Exercise details:
Gather up the lines with the word "Observations" in them.

Figure content listings:
────────
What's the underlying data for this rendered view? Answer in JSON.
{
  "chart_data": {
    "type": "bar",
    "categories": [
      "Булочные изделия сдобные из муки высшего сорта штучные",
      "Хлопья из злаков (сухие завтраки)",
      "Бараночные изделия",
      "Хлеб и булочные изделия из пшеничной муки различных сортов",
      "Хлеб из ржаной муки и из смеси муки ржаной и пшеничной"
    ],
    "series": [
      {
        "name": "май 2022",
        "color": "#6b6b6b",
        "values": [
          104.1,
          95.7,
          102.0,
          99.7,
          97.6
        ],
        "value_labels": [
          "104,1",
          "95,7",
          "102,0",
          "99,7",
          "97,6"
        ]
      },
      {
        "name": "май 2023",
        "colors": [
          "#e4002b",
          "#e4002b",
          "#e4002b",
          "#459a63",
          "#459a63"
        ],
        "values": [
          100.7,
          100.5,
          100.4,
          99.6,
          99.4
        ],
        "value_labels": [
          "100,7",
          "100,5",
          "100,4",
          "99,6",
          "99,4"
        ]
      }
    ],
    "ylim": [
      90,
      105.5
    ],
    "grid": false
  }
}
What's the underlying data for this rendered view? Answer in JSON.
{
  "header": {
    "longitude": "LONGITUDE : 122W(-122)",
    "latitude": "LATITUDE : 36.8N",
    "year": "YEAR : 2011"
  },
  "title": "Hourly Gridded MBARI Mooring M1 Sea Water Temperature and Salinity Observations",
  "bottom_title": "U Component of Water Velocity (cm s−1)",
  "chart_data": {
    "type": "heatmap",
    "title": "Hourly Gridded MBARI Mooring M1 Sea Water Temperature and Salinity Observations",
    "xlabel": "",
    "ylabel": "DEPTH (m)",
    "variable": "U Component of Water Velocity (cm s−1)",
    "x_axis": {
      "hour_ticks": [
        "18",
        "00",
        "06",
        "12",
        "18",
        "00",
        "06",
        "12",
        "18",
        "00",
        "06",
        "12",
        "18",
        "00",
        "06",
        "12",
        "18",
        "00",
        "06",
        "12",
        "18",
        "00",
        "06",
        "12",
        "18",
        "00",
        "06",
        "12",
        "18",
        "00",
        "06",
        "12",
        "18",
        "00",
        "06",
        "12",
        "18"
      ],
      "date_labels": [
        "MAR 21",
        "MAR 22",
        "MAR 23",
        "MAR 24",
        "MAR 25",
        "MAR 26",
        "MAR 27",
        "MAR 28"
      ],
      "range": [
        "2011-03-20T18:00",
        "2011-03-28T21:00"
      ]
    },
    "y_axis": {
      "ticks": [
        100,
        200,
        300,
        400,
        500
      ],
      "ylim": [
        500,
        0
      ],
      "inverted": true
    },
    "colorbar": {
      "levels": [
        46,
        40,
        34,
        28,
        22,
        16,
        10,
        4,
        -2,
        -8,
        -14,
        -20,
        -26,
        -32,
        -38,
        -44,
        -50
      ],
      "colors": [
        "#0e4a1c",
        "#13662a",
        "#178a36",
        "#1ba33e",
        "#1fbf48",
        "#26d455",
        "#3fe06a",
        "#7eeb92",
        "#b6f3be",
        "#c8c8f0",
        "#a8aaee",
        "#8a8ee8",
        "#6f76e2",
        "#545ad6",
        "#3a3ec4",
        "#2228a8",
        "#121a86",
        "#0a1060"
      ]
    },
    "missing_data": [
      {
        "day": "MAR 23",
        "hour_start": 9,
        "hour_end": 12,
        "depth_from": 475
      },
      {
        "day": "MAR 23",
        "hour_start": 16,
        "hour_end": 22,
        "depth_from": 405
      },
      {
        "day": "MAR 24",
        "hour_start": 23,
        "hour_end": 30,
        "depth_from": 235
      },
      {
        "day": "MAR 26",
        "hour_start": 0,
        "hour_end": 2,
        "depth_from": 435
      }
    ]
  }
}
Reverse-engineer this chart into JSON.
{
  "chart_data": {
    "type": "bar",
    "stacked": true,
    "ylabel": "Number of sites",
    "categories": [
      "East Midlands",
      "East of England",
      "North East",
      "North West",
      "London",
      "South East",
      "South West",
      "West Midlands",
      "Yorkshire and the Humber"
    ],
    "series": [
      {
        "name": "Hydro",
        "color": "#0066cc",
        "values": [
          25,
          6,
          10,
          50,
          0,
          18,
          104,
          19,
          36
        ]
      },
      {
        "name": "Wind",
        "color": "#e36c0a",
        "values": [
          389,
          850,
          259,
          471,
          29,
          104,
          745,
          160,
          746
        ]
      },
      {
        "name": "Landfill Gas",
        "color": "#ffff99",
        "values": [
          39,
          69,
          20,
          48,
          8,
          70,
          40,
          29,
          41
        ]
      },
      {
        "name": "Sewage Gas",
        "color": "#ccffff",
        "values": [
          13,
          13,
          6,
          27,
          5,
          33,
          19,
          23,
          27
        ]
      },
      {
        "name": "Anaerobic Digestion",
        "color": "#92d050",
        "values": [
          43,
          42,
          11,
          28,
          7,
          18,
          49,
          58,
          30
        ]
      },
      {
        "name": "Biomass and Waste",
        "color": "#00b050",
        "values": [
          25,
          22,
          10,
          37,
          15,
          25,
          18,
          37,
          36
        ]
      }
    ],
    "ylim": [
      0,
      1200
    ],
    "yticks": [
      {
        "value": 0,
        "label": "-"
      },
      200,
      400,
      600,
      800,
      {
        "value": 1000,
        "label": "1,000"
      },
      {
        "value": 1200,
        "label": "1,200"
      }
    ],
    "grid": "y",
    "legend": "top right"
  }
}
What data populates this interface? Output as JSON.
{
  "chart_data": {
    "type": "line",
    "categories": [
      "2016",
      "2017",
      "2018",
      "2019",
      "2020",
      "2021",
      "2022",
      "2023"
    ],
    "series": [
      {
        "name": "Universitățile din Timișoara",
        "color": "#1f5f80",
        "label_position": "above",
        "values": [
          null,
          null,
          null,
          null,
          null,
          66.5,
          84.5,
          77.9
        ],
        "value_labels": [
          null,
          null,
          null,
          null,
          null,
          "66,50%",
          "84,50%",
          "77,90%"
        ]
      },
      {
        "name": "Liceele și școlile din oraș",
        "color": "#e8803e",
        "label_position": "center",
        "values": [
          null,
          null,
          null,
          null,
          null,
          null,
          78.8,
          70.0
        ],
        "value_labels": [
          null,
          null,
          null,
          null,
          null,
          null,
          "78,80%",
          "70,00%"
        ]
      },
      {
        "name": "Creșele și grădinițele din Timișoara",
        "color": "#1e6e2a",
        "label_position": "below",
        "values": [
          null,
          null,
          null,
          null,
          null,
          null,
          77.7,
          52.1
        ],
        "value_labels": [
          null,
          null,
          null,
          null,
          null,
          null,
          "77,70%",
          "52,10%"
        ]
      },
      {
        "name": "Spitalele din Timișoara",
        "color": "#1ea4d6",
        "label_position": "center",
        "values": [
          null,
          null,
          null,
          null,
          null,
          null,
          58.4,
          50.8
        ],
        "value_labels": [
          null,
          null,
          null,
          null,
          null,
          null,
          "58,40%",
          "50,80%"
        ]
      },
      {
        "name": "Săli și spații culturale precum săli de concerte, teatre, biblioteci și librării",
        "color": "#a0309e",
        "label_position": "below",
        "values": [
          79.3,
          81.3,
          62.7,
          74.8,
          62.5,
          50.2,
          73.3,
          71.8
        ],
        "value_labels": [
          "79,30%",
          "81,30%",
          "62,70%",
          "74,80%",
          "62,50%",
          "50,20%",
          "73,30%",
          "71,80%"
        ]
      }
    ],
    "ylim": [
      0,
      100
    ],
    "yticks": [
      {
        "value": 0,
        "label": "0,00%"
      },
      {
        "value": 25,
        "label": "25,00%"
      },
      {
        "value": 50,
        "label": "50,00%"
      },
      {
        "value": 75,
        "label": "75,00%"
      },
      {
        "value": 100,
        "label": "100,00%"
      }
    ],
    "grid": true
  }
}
────────
Exercise solution:
  "title": "Hourly Gridded MBARI Mooring M1 Sea Water Temperature and Salinity Observations",
    "title": "Hourly Gridded MBARI Mooring M1 Sea Water Temperature and Salinity Observations",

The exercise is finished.